▸ Directions for this task
Repeat the records below exactly.

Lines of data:
********

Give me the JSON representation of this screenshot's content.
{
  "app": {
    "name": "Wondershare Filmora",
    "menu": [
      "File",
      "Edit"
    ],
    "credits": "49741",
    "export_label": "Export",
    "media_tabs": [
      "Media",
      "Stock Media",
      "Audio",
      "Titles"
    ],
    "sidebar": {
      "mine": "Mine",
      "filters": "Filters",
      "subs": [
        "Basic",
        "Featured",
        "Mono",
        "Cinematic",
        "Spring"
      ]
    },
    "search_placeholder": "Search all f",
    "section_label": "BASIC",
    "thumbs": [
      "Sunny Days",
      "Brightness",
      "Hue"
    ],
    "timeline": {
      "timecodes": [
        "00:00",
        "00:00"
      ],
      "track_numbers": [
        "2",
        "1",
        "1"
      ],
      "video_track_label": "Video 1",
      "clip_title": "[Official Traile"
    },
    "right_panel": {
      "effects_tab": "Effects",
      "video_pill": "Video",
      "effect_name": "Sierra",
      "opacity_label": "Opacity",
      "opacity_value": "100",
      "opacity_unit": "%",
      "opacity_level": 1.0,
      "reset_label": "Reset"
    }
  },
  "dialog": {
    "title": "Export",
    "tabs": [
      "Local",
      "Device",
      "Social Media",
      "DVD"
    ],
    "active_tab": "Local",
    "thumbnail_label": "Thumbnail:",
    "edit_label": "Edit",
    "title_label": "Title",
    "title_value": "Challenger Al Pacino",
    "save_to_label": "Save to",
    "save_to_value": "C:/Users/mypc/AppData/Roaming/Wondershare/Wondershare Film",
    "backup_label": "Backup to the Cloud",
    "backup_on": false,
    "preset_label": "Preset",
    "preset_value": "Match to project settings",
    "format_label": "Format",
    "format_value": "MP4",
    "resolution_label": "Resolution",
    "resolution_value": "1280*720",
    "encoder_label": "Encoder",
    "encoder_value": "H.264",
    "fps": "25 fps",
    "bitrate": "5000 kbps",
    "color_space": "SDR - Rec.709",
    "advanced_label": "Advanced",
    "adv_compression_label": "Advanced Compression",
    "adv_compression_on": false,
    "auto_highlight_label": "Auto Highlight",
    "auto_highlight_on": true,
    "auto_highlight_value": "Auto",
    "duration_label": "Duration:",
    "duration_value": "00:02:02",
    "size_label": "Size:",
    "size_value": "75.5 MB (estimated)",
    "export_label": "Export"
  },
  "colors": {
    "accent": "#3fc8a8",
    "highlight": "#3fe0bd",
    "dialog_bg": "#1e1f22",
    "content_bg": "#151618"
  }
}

********

▸ Expected output
Give me the JSON representation of this screenshot's content.
{
  "app": {
    "name": "Wondershare Filmora",
    "menu": [
      "File",
      "Edit"
    ],
    "credits": "49741",
    "export_label": "Export",
    "media_tabs": [
      "Media",
      "Stock Media",
      "Audio",
      "Titles"
    ],
    "sidebar": {
      "mine": "Mine",
      "filters": "Filters",
      "subs": [
        "Basic",
        "Featured",
        "Mono",
        "Cinematic",
        "Spring"
      ]
    },
    "search_placeholder": "Search all f",
    "section_label": "BASIC",
    "thumbs": [
      "Sunny Days",
      "Brightness",
      "Hue"
    ],
    "timeline": {
      "timecodes": [
        "00:00",
        "00:00"
      ],
      "track_numbers": [
        "2",
        "1",
        "1"
      ],
      "video_track_label": "Video 1",
      "clip_title": "[Official Traile"
    },
    "right_panel": {
      "effects_tab": "Effects",
      "video_pill": "Video",
      "effect_name": "Sierra",
      "opacity_label": "Opacity",
      "opacity_value": "100",
      "opacity_unit": "%",
      "opacity_level": 1.0,
      "reset_label": "Reset"
    }
  },
  "dialog": {
    "title": "Export",
    "tabs": [
      "Local",
      "Device",
      "Social Media",
      "DVD"
    ],
    "active_tab": "Local",
    "thumbnail_label": "Thumbnail:",
    "edit_label": "Edit",
    "title_label": "Title",
    "title_value": "Challenger Al Pacino",
    "save_to_label": "Save to",
    "save_to_value": "C:/Users/mypc/AppData/Roaming/Wondershare/Wondershare Film",
    "backup_label": "Backup to the Cloud",
    "backup_on": false,
    "preset_label": "Preset",
    "preset_value": "Match to project settings",
    "format_label": "Format",
    "format_value": "MP4",
    "resolution_label": "Resolution",
    "resolution_value": "1280*720",
    "encoder_label": "Encoder",
    "encoder_value": "H.264",
    "fps": "25 fps",
    "bitrate": "5000 kbps",
    "color_space": "SDR - Rec.709",
    "advanced_label": "Advanced",
    "adv_compression_label": "Advanced Compression",
    "adv_compression_on": false,
    "auto_highlight_label": "Auto Highlight",
    "auto_highlight_on": true,
    "auto_highlight_value": "Auto",
    "duration_label": "Duration:",
    "duration_value": "00:02:02",
    "size_label": "Size:",
    "size_value": "75.5 MB (estimated)",
    "export_label": "Export"
  },
  "colors": {
    "accent": "#3fc8a8",
    "highlight": "#3fe0bd",
    "dialog_bg": "#1e1f22",
    "content_bg": "#151618"
  }
}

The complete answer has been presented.